▶ **What the exercise asks**
Gather up every line that includes the string "coordinate".

▶ **Records**

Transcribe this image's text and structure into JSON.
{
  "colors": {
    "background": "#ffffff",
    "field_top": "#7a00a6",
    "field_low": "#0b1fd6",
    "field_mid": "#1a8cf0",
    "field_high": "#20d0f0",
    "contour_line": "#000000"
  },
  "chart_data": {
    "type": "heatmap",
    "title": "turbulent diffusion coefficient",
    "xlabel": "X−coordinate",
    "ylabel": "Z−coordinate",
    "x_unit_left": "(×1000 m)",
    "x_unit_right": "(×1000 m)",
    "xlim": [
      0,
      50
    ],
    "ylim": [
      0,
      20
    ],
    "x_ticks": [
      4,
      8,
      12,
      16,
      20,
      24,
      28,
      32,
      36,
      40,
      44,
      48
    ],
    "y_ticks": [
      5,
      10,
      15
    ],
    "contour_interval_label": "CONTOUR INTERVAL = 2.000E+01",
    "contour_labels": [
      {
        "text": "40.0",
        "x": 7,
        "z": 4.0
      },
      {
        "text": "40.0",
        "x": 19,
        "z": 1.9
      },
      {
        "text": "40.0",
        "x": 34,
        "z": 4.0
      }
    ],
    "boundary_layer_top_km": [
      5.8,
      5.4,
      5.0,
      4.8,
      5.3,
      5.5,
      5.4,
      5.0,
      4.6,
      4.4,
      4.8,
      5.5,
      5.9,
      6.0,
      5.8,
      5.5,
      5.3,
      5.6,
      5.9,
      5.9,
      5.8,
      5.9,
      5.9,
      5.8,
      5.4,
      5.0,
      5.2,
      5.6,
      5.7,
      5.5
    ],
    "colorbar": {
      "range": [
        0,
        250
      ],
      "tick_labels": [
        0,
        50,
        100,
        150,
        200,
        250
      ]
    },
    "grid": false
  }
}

▶ **Finished task**
    "xlabel": "X−coordinate",
    "ylabel": "Z−coordinate",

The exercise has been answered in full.